_WRITTEN TASK:_ Go through the entries one line at a time, and gather every line that has the word "screenshot".

_RECORDS SHOWN:_

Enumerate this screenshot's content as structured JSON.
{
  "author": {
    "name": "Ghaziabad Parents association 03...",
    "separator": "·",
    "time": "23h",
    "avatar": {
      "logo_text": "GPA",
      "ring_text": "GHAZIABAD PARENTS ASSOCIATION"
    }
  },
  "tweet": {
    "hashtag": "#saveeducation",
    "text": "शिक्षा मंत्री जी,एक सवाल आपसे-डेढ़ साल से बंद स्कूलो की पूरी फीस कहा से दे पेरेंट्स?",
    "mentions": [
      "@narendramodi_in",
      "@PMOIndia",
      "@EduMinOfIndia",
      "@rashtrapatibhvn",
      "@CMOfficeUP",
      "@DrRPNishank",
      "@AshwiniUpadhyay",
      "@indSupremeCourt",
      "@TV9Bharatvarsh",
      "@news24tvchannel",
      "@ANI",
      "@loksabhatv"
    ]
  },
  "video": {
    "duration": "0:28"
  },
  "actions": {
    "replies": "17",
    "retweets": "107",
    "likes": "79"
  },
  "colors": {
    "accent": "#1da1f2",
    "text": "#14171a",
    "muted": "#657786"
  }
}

==

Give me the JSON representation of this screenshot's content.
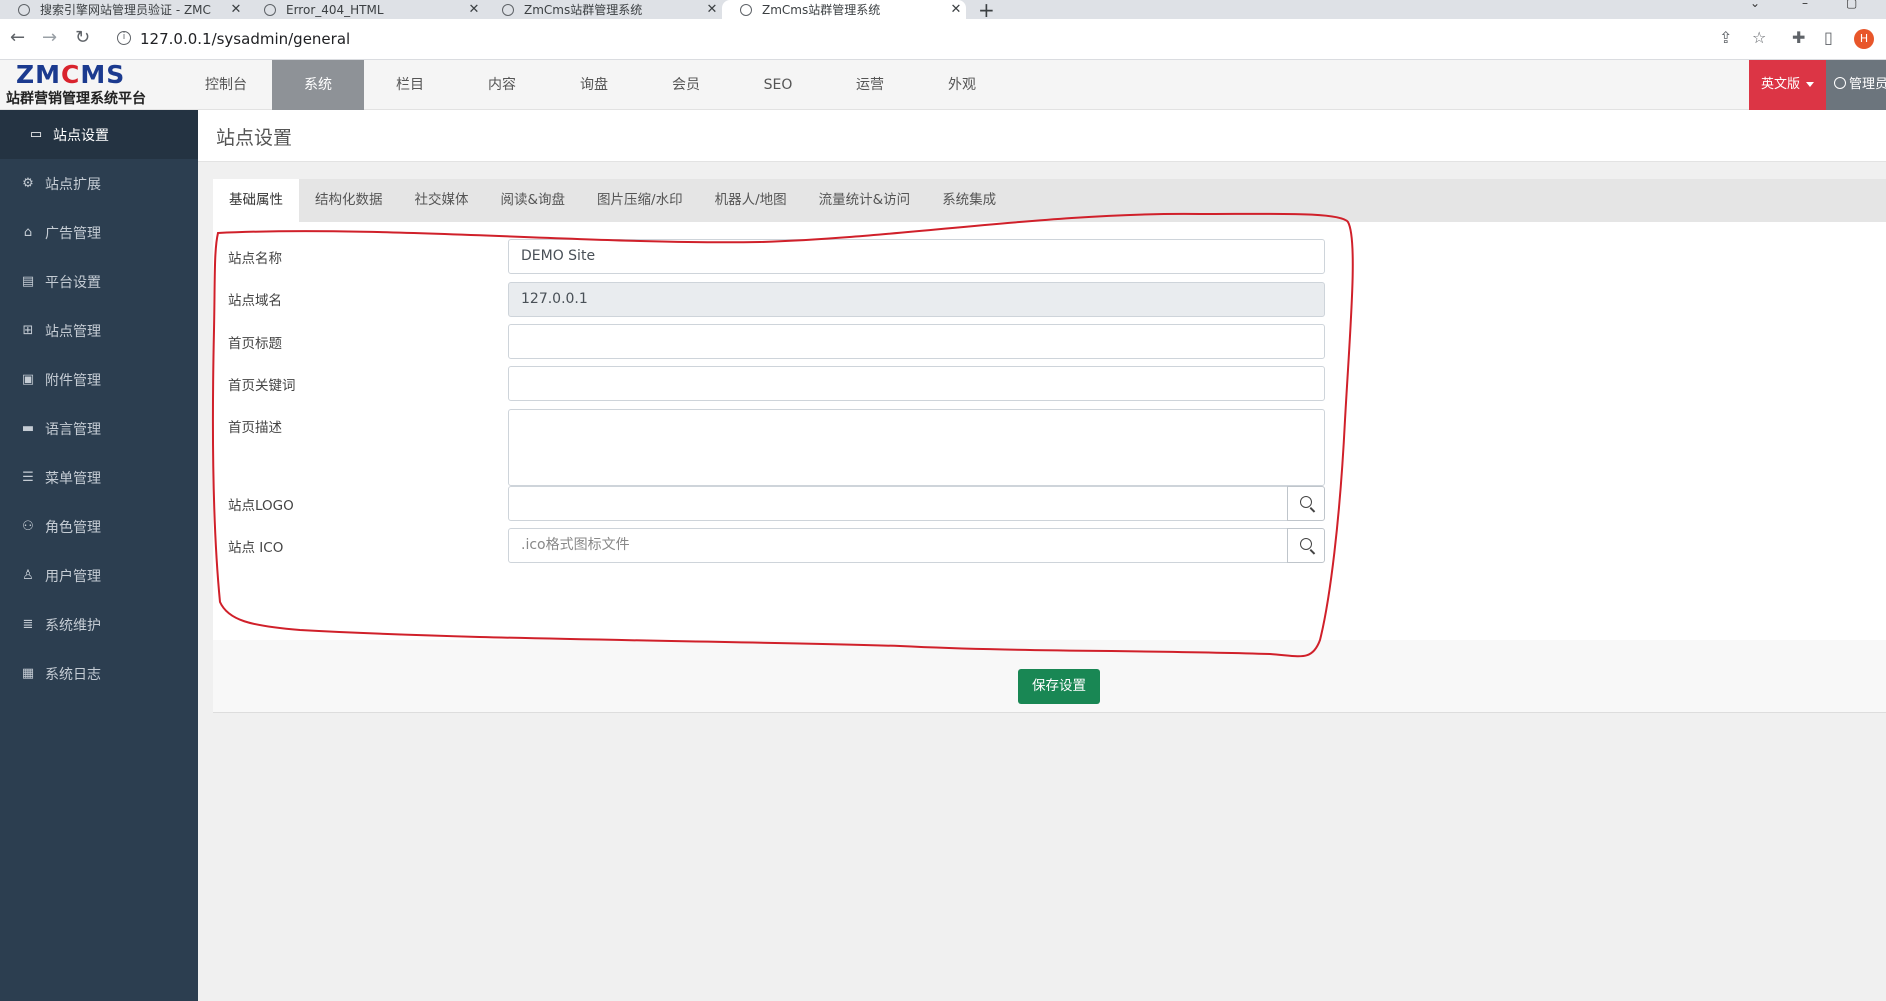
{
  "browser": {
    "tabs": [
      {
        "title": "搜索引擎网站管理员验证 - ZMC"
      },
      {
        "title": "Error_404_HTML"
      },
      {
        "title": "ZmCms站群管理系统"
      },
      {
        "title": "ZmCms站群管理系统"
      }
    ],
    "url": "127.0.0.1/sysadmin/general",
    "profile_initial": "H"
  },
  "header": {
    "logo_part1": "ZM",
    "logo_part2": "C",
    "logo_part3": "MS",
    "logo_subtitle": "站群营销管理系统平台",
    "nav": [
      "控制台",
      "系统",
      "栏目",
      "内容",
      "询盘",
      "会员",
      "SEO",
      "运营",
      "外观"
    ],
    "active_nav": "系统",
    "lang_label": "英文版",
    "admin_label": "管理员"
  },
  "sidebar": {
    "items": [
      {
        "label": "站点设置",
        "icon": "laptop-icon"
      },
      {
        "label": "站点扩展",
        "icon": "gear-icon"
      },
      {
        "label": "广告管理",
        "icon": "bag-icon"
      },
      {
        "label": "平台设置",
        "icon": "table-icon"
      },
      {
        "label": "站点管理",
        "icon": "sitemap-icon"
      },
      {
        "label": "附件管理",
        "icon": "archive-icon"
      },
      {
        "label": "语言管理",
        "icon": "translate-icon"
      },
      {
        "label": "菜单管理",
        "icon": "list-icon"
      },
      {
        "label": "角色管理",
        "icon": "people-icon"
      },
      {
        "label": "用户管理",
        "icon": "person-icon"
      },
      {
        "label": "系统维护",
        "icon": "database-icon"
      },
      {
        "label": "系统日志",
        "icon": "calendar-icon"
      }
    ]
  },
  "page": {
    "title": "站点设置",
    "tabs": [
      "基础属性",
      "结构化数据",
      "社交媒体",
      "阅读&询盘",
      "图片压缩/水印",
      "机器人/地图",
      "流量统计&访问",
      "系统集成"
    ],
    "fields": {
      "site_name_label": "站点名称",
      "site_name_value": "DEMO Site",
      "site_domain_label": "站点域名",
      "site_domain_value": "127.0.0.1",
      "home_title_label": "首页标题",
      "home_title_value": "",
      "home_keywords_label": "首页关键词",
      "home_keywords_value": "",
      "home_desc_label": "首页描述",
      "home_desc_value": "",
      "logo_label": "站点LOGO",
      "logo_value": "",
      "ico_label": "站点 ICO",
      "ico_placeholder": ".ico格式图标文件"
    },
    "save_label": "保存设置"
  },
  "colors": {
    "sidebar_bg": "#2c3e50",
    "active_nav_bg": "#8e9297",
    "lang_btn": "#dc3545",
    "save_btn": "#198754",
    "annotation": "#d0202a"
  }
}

_EXERCISE RESPONSE:_
Enumerate this screenshot's content as structured JSON.
Give me the JSON representation of this screenshot's content.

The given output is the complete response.